__INSTRUCTION A__: Write out the blog post on Arizona waterfowl in full, word for word.

__EXCERPT PROVIDED__:

Tuesday, September 12, 2017

Las Aventuras: Arizona Waterfowl

Greetings everyone! With fall migration upon us and wintering birds arriving,  I'll be writing a series of posts on Arizona birds. I'll discuss the common or rare occurrences of these birds in the state of Arizona. So if you come to Arizona, what should you expect to find as a birder?  Part one of this blog series focuses the AZ waterfowl. 

Black-bellied Whistling-Ducks.  While not a super rare duck for the lower half of the US, one needs to be in the right areas to find them.  In Texas, they are everywhere. But if you're in Arizona, where and when can you expect to find them?  They are really common during our summer months here in Southern Arizona during monsoon season.  In places like Rio Rico or Amado, you'll often find them with little babies.  Phoenix has a small population that lives there year round.  During our winter months, they are difficult to find as they do slightly migrate south into Mexico.  On occasion, I have seen a group in February or March when they are considered "rare" for the state. This is often a duck birders search for here in Arizona.  

My first record of Fulvous Whistling-Ducks in Costa Rica
Several ducks I always keep my eyes open for during our migration and winter months are the Fulvous Whistling-Ducks, Baikal Teal, Garganey, Harlequin Duck and Tufted Ducks. These are considered EXCELLENT birds and the gems of the AZ birding community. This year, the Fulvous Whistling-Ducks were seen in the city of Glendale at a Recharge Pond.  

A Long-tailed Duck shows up at the Glendale Recharge Pond in Phoenix and stays for quite awhile!

__DATA SUPPLIED__:
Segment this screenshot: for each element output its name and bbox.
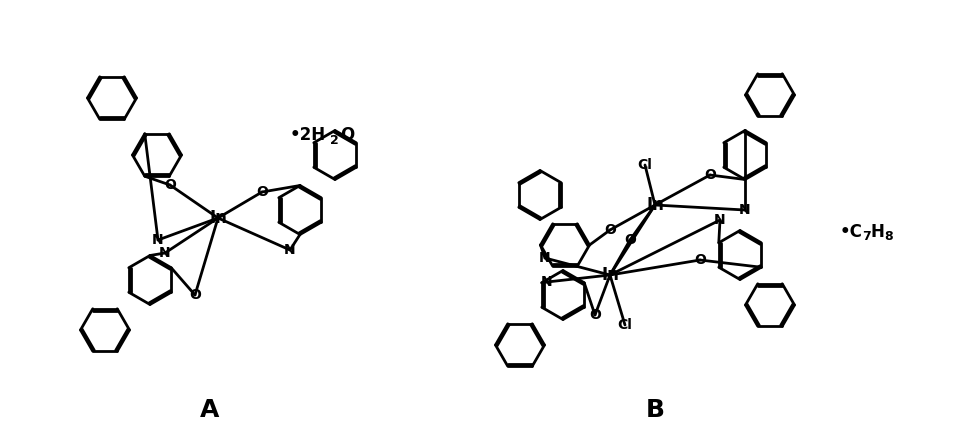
Text: •2H: •2H <box>290 126 326 144</box>
Text: O: O <box>624 233 636 247</box>
Text: •C: •C <box>840 223 862 241</box>
Text: In: In <box>646 196 663 214</box>
Text: H: H <box>870 223 884 241</box>
Text: O: O <box>604 223 616 237</box>
Text: N: N <box>541 275 553 289</box>
Text: In: In <box>209 209 227 227</box>
Text: N: N <box>714 213 726 227</box>
Text: N: N <box>539 251 551 265</box>
Text: N: N <box>152 233 164 247</box>
Text: N: N <box>739 203 751 217</box>
Text: O: O <box>694 253 706 267</box>
Text: O: O <box>256 185 268 199</box>
Text: A: A <box>200 398 220 422</box>
Text: N: N <box>284 243 296 257</box>
Text: O: O <box>589 308 601 322</box>
Text: 8: 8 <box>884 230 893 243</box>
Text: O: O <box>704 168 716 182</box>
Text: O: O <box>189 288 201 302</box>
Text: Cl: Cl <box>638 158 653 172</box>
Text: B: B <box>646 398 664 422</box>
Text: 2: 2 <box>330 133 339 146</box>
Text: O: O <box>340 126 354 144</box>
Text: 7: 7 <box>862 230 871 243</box>
Text: In: In <box>601 266 619 284</box>
Text: N: N <box>159 246 171 260</box>
Text: O: O <box>164 178 176 192</box>
Text: Cl: Cl <box>617 318 632 332</box>
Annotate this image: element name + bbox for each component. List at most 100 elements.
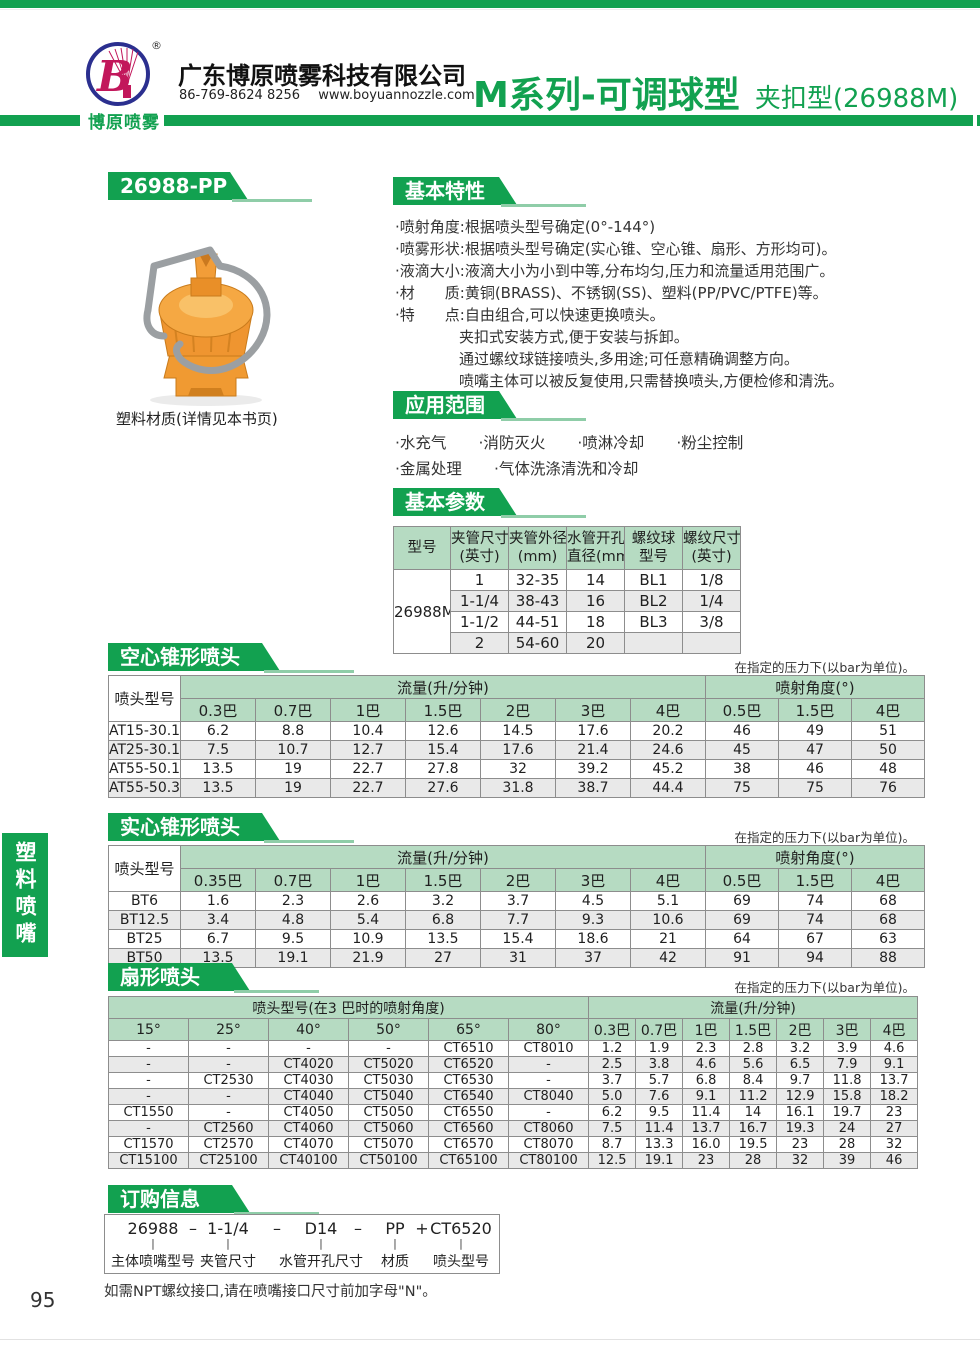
table-cell: 27.8 xyxy=(405,759,481,779)
table-cell: 8.7 xyxy=(588,1136,637,1153)
hollow-cone-table: 喷头型号 流量(升/分钟) 喷射角度(°) 0.3巴 0.7巴 1巴 1.5巴 2巴 3巴 4巴 0… xyxy=(108,675,926,798)
feature-item: ·材 质:黄铜(BRASS)、不锈钢(SS)、塑料(PP/PVC/PTFE)等。 xyxy=(395,284,828,302)
column-header: 夹管尺寸 (英寸) xyxy=(450,526,509,570)
table-cell: 5.4 xyxy=(330,910,406,930)
table-cell: CT80100 xyxy=(507,1152,590,1169)
group-header: 喷射角度(°) xyxy=(705,675,926,699)
ordering-note: 如需NPT螺纹接口,请在喷嘴接口尺寸前加字母"N"。 xyxy=(104,1284,437,1300)
table-cell: CT4050 xyxy=(268,1104,349,1121)
table-cell: 2.8 xyxy=(729,1040,778,1057)
row-label: BT6 xyxy=(108,891,181,911)
table-cell: 24.6 xyxy=(629,740,707,760)
table-cell: 14 xyxy=(566,569,625,591)
table-cell: 19 xyxy=(255,759,331,779)
table-cell: 3.2 xyxy=(405,891,481,911)
column-header: 0.35巴 xyxy=(180,868,256,892)
table-cell: 7.9 xyxy=(823,1056,872,1073)
group-header: 流量(升/分钟) xyxy=(588,996,919,1019)
table-cell: 13.5 xyxy=(180,778,256,798)
table-cell: 3.9 xyxy=(823,1040,872,1057)
table-cell: 28 xyxy=(823,1136,872,1153)
table-cell: CT5050 xyxy=(348,1104,429,1121)
table-cell: 13.5 xyxy=(405,929,481,949)
table-cell: 50 xyxy=(851,740,926,760)
table-cell: 2.3 xyxy=(255,891,331,911)
ordering-code-box: 26988 | 主体喷嘴型号 –1-1/4 | 夹管尺寸 – D14 | 水管开孔尺寸 – PP | 材质… xyxy=(104,1214,500,1274)
table-cell: - xyxy=(188,1104,269,1121)
solid-cone-table: 喷头型号 流量(升/分钟) 喷射角度(°) 0.35巴 0.7巴 1巴 1.5巴 2巴 3巴 4巴… xyxy=(108,845,926,968)
table-cell: 27.6 xyxy=(405,778,481,798)
feature-item: ·液滴大小:液滴大小为小到中等,分布均匀,压力和流量适用范围广。 xyxy=(395,262,835,280)
table-cell: 20 xyxy=(566,632,625,654)
table-cell: 39 xyxy=(823,1152,872,1169)
column-header: 0.3巴 xyxy=(588,1018,637,1041)
feature-item: ·喷射角度:根据喷头型号确定(0°-144°) xyxy=(395,218,656,236)
table-cell: 46 xyxy=(705,721,780,741)
application-item: ·消防灭火 xyxy=(478,434,546,452)
row-label: BT12.5 xyxy=(108,910,181,930)
column-header: 螺纹球 型号 xyxy=(624,526,683,570)
table-cell: 42 xyxy=(629,948,707,968)
features-underline xyxy=(501,204,586,207)
table-cell: 44.4 xyxy=(629,778,707,798)
table-cell: 6.8 xyxy=(682,1072,731,1089)
column-header: 1.5巴 xyxy=(405,868,481,892)
table-cell: 14 xyxy=(729,1104,778,1121)
section-title-fan: 扇形喷头 xyxy=(108,963,250,991)
table-cell: 38 xyxy=(705,759,780,779)
table-cell: 45.2 xyxy=(629,759,707,779)
table-cell: BL2 xyxy=(624,590,683,612)
column-header: 0.5巴 xyxy=(705,868,780,892)
ordering-connector: | xyxy=(319,1237,323,1250)
table-cell xyxy=(624,632,683,654)
table-cell: CT5040 xyxy=(348,1088,429,1105)
table-cell: 54-60 xyxy=(508,632,567,654)
row-label: AT55-50.3 xyxy=(108,778,181,798)
table-cell: 19.3 xyxy=(776,1120,825,1137)
table-cell: 9.5 xyxy=(255,929,331,949)
company-name: 广东博原喷雾科技有限公司 xyxy=(178,62,466,90)
table-cell: - xyxy=(108,1040,189,1057)
table-cell: 49 xyxy=(778,721,853,741)
column-header: 3巴 xyxy=(555,698,631,722)
table-cell: 4.6 xyxy=(870,1040,919,1057)
application-item: ·金属处理 xyxy=(395,460,462,478)
table-cell: - xyxy=(268,1040,349,1057)
column-header: 3巴 xyxy=(555,868,631,892)
table-cell: - xyxy=(507,1056,590,1073)
group-header: 喷射角度(°) xyxy=(705,845,926,869)
table-cell: CT8060 xyxy=(507,1120,590,1137)
table-cell: CT50100 xyxy=(348,1152,429,1169)
table-cell: 23 xyxy=(776,1136,825,1153)
table-cell: 6.5 xyxy=(776,1056,825,1073)
table-cell: 76 xyxy=(851,778,926,798)
company-logo: B xyxy=(86,42,150,106)
ordering-part-label: 水管开孔尺寸 xyxy=(279,1254,363,1270)
solid-cone-underline xyxy=(264,840,354,843)
table-cell: 19.7 xyxy=(823,1104,872,1121)
column-header: 1.5巴 xyxy=(729,1018,778,1041)
table-cell: - xyxy=(108,1056,189,1073)
column-header: 4巴 xyxy=(629,698,707,722)
section-title-features: 基本特性 xyxy=(393,177,517,205)
table-cell: 19.5 xyxy=(729,1136,778,1153)
series-title-sub: 夹扣型(26988M) xyxy=(754,84,959,114)
table-cell: 3.7 xyxy=(588,1072,637,1089)
table-cell: 38-43 xyxy=(508,590,567,612)
table-cell: CT5070 xyxy=(348,1136,429,1153)
table-cell: 9.7 xyxy=(776,1072,825,1089)
table-cell: CT6540 xyxy=(428,1088,509,1105)
ordering-connector: | xyxy=(151,1237,155,1250)
table-cell: 91 xyxy=(705,948,780,968)
group-header: 流量(升/分钟) xyxy=(179,845,707,869)
ordering-separator: – xyxy=(189,1219,197,1238)
column-header: 夹管外径 (mm) xyxy=(508,526,567,570)
table-cell: CT4020 xyxy=(268,1056,349,1073)
header-bar-cap xyxy=(977,115,980,126)
column-header: 4巴 xyxy=(851,868,926,892)
table-cell: 17.6 xyxy=(555,721,631,741)
table-cell: 18 xyxy=(566,611,625,633)
table-cell: - xyxy=(108,1072,189,1089)
ordering-separator: – xyxy=(354,1219,362,1238)
table-cell: 4.8 xyxy=(255,910,331,930)
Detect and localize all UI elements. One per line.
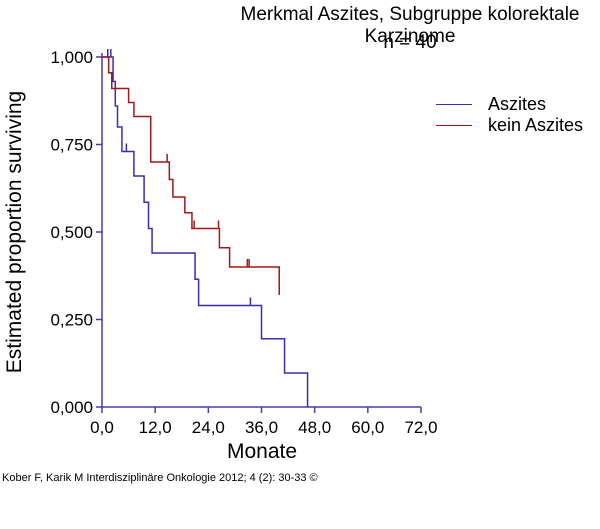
y-tick-label: 0,500 xyxy=(50,223,93,242)
x-tick-label: 72,0 xyxy=(404,418,437,437)
legend-swatch-kein-aszites xyxy=(436,125,472,126)
legend-swatch-aszites xyxy=(436,104,472,105)
x-axis-label: Monate xyxy=(226,440,298,463)
legend-label: kein Aszites xyxy=(488,115,584,135)
citation-footer: Kober F, Karik M Interdisziplinäre Onkol… xyxy=(2,472,318,484)
y-tick-label: 0,000 xyxy=(50,398,93,417)
chart-title: Merkmal Aszites, Subgruppe kolorektale K… xyxy=(240,4,580,47)
x-tick-label: 36,0 xyxy=(245,418,278,437)
y-tick-label: 0,750 xyxy=(50,136,93,155)
chart-subtitle: n = 40 xyxy=(383,32,437,53)
x-tick-label: 12,0 xyxy=(139,418,172,437)
y-tick-label: 1,000 xyxy=(50,48,93,67)
legend-label: Aszites xyxy=(488,94,547,114)
x-tick-label: 60,0 xyxy=(351,418,384,437)
survival-curve-aszites xyxy=(102,56,309,407)
x-tick-label: 48,0 xyxy=(298,418,331,437)
x-tick-label: 0,0 xyxy=(90,418,114,437)
legend-item-kein-aszites: kein Aszites xyxy=(436,115,583,136)
survival-curve-kein-aszites xyxy=(102,56,280,295)
legend-item-aszites: Aszites xyxy=(436,94,583,115)
x-tick-label: 24,0 xyxy=(192,418,225,437)
legend: Aszites kein Aszites xyxy=(436,94,583,136)
y-tick-label: 0,250 xyxy=(50,311,93,330)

__INSTRUCTION B__: Gather every line of the listing that contains the string "curve", matching case exactly, and copy each one out.

__COMPLETE OUTPUT A__:
Tuesday, September 12, 2017

Las Aventuras: Arizona Waterfowl

Greetings everyone! With fall migration upon us and wintering birds arriving,  I'll be writing a series of posts on Arizona birds. I'll discuss the common or rare occurrences of these birds in the state of Arizona. So if you come to Arizona, what should you expect to find as a birder?  Part one of this blog series focuses the AZ waterfowl. 

Black-bellied Whistling-Ducks.  While not a super rare duck for the lower half of the US, one needs to be in the right areas to find them.  In Texas, they are everywhere. But if you're in Arizona, where and when can you expect to find them?  They are really common during our summer months here in Southern Arizona during monsoon season.  In places like Rio Rico or Amado, you'll often find them with little babies.  Phoenix has a small population that lives there year round.  During our winter months, they are difficult to find as they do slightly migrate south into Mexico.  On occasion, I have seen a group in February or March when they are considered "rare" for the state. This is often a duck birders search for here in Arizona.  

My first record of Fulvous Whistling-Ducks in Costa Rica
Several ducks I always keep my eyes open for during our migration and winter months are the Fulvous Whistling-Ducks, Baikal Teal, Garganey, Harlequin Duck and Tufted Ducks. These are considered EXCELLENT birds and the gems of the AZ birding community. This year, the Fulvous Whistling-Ducks were seen in the city of Glendale at a Recharge Pond.  

A Long-tailed Duck shows up at the Glendale Recharge Pond in Phoenix and stays for quite awhile!

__COMPLETE OUTPUT B__:
survival-curve-aszites xyxy=(102,56,309,407)
survival-curve-kein-aszites xyxy=(102,56,280,295)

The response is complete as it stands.